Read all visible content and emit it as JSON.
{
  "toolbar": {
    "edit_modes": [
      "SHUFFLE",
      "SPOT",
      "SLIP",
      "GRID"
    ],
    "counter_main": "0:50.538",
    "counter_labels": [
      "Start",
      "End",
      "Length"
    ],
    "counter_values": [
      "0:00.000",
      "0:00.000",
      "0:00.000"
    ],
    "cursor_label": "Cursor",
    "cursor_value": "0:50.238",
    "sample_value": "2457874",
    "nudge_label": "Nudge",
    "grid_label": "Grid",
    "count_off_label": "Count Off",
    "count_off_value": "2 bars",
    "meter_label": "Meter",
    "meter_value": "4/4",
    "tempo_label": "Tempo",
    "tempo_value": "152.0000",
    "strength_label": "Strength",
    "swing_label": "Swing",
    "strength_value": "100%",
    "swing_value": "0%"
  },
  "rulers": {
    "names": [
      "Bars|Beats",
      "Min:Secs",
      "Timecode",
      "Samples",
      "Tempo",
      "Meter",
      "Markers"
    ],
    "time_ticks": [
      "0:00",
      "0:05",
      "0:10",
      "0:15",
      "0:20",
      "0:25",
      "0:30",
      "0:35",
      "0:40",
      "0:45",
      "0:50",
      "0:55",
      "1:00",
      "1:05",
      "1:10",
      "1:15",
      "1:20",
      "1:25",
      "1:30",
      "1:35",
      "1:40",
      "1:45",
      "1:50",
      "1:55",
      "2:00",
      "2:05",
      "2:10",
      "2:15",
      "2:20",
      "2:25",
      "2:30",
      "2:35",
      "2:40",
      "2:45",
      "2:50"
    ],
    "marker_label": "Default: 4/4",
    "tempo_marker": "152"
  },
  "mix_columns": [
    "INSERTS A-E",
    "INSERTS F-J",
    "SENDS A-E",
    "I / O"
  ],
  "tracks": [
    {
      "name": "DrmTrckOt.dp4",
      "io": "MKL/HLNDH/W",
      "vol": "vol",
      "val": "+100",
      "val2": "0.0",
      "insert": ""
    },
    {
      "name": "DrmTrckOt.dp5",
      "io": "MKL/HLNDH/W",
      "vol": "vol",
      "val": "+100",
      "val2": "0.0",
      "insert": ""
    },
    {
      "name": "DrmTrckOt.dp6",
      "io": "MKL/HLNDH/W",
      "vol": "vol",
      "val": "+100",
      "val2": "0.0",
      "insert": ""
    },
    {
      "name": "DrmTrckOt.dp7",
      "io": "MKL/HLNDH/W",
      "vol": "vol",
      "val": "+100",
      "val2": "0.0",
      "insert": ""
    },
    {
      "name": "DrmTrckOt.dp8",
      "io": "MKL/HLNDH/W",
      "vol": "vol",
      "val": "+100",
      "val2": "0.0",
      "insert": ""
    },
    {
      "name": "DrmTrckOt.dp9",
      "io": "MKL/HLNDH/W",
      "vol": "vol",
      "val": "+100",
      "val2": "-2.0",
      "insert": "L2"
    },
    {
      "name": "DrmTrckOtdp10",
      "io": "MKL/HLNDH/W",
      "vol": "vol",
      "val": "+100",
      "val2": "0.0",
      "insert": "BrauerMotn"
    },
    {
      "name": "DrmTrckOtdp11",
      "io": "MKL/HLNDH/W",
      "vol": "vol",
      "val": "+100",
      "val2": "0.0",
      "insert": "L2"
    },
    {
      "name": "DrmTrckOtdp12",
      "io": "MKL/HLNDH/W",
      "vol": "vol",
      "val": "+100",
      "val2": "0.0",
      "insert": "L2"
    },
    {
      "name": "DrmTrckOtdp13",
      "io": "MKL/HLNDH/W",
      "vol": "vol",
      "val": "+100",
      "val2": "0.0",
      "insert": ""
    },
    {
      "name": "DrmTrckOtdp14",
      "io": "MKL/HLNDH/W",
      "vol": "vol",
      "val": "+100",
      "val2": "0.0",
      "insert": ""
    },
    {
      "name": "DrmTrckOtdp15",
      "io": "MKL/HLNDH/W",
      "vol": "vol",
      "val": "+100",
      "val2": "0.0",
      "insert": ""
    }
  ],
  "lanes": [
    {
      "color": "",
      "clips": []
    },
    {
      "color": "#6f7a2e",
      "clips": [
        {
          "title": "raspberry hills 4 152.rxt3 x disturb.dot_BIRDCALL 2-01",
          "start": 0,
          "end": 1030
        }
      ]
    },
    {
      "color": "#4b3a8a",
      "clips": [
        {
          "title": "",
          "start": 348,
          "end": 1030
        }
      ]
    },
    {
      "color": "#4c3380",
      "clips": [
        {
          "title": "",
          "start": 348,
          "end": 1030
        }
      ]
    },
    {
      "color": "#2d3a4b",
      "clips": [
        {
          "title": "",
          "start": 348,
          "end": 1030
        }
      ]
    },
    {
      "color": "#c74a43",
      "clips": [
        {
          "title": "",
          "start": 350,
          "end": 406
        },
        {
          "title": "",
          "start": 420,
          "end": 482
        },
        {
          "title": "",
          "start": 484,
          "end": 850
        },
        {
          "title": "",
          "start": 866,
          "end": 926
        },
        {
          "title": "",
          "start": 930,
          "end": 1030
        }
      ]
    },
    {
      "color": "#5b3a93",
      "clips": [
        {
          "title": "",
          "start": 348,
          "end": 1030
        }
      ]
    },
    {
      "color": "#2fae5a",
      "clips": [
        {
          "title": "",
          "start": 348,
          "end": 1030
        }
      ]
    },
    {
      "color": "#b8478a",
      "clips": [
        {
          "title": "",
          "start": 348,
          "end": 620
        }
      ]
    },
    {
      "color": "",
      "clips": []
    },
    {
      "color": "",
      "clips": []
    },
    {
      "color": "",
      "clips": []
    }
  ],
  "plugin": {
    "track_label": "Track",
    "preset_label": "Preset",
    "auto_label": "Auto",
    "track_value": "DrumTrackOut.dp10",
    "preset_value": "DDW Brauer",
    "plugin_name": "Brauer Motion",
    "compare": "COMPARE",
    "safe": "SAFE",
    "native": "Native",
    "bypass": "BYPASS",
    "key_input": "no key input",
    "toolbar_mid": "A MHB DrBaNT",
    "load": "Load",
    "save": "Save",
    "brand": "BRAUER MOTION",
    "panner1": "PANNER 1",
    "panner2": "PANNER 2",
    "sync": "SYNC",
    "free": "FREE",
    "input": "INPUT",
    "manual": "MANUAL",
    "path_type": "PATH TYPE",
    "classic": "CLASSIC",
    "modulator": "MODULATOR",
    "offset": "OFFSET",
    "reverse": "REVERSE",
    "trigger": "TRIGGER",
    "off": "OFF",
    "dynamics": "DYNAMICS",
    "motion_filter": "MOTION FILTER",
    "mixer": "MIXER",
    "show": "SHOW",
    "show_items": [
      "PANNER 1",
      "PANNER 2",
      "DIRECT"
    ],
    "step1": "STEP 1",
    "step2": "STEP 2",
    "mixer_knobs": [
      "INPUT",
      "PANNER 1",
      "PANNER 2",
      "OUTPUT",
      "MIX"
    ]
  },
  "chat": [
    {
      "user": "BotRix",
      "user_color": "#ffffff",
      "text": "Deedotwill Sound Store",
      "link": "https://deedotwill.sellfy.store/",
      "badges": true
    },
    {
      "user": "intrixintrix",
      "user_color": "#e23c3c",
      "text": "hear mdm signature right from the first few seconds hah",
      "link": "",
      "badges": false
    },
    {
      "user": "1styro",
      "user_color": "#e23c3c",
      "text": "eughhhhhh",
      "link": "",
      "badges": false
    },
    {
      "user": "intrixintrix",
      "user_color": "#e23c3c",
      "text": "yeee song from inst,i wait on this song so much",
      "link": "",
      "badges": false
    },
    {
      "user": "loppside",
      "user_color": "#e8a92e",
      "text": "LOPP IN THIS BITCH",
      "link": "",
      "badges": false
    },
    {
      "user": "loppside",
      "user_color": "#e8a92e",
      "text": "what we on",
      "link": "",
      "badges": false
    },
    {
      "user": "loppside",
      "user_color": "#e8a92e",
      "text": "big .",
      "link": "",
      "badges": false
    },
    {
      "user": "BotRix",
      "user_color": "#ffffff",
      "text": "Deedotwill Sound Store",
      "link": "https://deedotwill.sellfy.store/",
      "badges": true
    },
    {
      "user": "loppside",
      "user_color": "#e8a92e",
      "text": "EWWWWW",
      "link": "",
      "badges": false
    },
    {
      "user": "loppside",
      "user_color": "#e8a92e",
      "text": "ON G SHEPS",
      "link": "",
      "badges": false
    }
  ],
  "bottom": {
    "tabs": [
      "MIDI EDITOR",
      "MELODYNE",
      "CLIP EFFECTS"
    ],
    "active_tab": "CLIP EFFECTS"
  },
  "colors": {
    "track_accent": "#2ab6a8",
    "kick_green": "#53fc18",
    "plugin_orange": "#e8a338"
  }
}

...

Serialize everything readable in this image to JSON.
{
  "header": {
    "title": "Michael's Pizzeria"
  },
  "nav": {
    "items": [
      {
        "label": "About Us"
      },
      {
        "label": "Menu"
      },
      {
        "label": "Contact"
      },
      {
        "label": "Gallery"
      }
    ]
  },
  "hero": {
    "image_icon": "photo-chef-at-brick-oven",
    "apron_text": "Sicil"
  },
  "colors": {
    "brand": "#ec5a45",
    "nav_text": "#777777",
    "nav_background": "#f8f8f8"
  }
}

=== What you will do ===
Search the lines for "JSON". Copy each line that has it.

=== Solution ===
Read all visible content and emit it as JSON.
Serialize everything readable in this image to JSON.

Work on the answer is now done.